-- Try it --
For each line in the data below that holds "Organizing", return a copy.

··· Records for the task

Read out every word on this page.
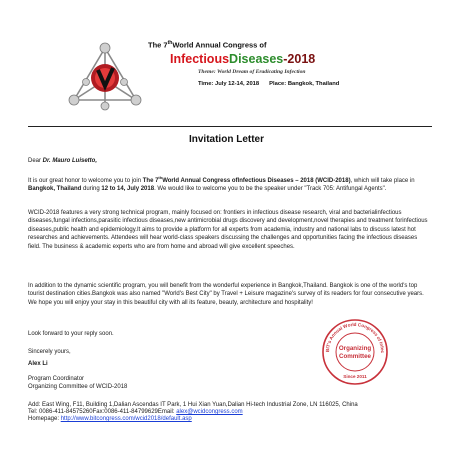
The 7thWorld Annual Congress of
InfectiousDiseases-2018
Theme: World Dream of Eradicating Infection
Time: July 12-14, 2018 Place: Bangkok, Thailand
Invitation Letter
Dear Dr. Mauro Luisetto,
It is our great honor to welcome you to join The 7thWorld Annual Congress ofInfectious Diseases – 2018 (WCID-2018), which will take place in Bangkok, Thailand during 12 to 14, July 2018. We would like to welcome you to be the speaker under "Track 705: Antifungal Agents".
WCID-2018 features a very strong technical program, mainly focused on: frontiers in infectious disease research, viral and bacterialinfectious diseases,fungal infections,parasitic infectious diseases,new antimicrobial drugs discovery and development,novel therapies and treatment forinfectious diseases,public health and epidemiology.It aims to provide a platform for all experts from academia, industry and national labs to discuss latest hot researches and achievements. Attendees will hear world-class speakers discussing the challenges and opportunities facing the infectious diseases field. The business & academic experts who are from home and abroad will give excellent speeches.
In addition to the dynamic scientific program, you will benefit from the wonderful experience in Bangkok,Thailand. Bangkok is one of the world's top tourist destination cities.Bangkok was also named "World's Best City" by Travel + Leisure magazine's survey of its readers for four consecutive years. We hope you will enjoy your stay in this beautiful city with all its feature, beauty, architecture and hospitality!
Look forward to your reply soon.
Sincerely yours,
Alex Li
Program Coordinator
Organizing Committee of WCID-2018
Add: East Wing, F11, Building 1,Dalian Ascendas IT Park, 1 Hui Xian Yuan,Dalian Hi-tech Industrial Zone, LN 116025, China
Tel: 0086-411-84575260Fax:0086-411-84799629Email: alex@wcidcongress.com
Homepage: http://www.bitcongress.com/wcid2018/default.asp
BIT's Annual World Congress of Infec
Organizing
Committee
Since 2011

······
··· Records for the task

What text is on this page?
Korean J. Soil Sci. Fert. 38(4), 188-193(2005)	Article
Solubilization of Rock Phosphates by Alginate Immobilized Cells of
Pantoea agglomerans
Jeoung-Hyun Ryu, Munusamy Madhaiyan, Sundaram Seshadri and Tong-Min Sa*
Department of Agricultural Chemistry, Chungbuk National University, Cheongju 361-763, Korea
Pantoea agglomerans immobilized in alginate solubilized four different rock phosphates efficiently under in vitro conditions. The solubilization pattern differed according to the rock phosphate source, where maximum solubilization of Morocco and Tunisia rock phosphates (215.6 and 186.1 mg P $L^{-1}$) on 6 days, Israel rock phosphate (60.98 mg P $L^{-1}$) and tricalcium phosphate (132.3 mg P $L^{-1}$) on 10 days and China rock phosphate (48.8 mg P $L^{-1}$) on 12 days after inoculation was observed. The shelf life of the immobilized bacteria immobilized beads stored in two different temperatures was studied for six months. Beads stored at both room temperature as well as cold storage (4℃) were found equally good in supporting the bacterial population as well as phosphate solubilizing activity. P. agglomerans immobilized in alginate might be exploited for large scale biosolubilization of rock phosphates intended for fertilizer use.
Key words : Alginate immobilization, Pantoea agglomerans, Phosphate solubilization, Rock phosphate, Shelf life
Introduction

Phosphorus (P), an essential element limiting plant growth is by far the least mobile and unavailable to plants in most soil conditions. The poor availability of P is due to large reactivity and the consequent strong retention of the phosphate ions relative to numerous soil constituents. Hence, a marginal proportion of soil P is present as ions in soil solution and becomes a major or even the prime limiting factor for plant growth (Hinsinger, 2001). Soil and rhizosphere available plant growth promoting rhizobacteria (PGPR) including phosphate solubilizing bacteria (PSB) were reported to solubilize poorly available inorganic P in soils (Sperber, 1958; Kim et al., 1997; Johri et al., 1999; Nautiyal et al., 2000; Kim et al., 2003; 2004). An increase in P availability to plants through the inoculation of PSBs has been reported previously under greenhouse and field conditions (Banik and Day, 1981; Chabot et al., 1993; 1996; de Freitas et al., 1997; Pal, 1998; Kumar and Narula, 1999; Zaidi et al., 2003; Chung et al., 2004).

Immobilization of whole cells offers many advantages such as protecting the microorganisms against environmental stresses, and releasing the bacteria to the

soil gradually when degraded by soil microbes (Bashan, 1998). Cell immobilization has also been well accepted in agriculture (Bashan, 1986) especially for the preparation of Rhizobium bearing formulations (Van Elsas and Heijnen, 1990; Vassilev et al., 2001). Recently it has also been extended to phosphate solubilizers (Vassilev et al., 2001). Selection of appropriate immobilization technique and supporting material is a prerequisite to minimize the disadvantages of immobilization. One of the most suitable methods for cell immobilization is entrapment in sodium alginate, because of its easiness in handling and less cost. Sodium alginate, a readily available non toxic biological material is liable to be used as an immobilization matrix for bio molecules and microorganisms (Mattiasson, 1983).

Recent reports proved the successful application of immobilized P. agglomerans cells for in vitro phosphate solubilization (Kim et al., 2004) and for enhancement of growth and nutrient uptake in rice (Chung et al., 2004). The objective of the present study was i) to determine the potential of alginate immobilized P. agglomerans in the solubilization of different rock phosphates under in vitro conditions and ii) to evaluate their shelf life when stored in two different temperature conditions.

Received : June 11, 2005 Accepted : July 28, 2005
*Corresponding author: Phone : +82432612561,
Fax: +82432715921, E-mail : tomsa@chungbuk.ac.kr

······

-- Answer box --
Organizing Committee of WCID-2018
Organizing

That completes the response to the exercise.